Problem details> For the entries that follow, state how many lines include the word "Сетинская", giving the number and nothing else.

[Start Data provided]

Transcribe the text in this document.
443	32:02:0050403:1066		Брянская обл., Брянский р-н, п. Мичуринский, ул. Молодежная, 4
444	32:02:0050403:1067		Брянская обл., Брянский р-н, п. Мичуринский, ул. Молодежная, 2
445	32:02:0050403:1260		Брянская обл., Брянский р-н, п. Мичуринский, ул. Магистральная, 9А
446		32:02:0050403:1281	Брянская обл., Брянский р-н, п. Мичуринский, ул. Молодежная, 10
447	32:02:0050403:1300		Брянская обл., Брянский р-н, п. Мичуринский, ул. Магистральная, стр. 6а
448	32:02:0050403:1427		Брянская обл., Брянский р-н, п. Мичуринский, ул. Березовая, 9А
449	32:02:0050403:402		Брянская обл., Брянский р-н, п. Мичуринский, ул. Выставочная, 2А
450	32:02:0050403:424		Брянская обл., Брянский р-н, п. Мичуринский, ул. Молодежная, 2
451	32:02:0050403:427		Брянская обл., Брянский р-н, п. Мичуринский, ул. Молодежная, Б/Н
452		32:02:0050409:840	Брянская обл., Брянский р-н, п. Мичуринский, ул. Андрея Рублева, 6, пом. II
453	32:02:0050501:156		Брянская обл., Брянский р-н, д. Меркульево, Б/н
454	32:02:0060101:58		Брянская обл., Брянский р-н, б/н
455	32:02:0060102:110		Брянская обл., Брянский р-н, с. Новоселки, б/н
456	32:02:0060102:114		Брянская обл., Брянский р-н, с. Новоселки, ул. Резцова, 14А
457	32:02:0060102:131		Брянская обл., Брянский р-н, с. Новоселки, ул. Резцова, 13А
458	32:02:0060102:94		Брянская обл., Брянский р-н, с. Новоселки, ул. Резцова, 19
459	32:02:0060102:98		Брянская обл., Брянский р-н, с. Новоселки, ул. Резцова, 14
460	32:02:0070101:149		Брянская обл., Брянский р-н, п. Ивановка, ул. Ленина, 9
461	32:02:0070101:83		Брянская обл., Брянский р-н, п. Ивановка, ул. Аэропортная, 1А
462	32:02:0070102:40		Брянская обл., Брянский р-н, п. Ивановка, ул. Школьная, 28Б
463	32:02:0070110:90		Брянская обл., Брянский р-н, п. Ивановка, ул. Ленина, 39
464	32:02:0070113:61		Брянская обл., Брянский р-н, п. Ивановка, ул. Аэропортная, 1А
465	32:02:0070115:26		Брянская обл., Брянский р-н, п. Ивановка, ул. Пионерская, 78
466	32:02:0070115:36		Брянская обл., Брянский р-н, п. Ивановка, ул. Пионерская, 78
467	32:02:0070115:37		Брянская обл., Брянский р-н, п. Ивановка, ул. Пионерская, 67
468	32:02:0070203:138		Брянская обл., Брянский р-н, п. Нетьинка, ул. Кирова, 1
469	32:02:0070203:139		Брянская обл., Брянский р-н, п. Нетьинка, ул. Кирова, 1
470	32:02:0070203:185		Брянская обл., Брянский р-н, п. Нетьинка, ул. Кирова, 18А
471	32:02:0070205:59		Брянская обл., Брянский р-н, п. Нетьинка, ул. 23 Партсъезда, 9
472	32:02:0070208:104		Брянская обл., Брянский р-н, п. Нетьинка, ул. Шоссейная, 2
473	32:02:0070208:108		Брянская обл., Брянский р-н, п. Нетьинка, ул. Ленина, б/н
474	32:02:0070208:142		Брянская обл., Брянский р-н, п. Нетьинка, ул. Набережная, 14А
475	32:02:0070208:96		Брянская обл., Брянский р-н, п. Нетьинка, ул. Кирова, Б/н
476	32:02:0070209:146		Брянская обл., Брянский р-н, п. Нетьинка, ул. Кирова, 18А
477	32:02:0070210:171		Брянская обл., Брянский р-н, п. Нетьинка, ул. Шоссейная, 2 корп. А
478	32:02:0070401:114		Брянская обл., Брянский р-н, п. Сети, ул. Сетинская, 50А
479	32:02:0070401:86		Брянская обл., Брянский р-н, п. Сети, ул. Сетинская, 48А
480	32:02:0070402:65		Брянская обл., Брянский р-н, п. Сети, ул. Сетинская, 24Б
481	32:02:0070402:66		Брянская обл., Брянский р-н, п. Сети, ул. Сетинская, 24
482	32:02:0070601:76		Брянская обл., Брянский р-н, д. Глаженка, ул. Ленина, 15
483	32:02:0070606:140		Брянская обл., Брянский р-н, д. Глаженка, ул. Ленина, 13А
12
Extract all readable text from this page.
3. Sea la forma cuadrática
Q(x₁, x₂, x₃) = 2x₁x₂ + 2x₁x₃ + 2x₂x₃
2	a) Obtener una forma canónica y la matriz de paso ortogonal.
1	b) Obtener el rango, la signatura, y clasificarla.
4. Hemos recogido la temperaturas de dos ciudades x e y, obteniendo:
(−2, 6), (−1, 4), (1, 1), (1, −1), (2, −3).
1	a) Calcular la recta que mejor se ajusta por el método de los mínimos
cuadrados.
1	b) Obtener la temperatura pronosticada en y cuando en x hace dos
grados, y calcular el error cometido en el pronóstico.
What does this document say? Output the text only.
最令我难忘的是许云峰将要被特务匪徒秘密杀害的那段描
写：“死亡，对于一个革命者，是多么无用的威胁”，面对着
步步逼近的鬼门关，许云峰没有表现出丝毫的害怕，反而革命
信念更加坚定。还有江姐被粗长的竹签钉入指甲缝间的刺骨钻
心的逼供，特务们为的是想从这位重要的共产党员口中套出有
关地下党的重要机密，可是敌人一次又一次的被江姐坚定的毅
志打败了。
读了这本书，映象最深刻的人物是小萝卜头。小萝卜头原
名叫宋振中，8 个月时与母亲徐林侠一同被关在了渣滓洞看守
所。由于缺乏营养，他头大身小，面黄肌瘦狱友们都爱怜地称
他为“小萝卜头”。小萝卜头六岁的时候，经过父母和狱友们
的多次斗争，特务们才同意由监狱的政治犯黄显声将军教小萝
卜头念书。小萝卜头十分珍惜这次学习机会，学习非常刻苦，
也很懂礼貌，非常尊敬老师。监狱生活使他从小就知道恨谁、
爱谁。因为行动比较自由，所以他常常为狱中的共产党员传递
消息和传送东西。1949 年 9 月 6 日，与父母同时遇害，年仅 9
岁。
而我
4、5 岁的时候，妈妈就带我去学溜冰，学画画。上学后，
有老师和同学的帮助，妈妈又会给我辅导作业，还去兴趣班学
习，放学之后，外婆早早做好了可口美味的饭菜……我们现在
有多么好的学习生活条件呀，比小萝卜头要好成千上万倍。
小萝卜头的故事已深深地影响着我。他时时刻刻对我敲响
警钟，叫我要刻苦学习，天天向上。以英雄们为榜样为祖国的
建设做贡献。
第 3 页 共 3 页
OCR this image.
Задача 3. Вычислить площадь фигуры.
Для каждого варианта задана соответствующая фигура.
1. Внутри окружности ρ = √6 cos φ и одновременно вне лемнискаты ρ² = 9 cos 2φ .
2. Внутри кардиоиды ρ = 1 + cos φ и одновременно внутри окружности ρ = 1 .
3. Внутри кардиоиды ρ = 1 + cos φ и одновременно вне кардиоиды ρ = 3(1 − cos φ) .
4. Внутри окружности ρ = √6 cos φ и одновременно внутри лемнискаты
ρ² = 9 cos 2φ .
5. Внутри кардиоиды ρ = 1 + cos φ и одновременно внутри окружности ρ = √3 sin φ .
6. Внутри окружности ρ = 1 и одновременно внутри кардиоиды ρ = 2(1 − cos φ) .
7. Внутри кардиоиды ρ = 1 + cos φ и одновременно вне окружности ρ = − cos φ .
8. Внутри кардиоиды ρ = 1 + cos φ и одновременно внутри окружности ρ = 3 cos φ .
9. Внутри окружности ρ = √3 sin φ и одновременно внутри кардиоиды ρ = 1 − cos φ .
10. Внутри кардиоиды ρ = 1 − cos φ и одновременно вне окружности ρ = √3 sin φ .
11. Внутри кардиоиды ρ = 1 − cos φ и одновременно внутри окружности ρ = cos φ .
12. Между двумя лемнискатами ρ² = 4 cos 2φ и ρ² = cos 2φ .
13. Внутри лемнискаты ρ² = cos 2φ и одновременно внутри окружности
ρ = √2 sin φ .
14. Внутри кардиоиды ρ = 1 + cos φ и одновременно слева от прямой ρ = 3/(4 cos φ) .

[End Data provided]

Result for this exercise> 4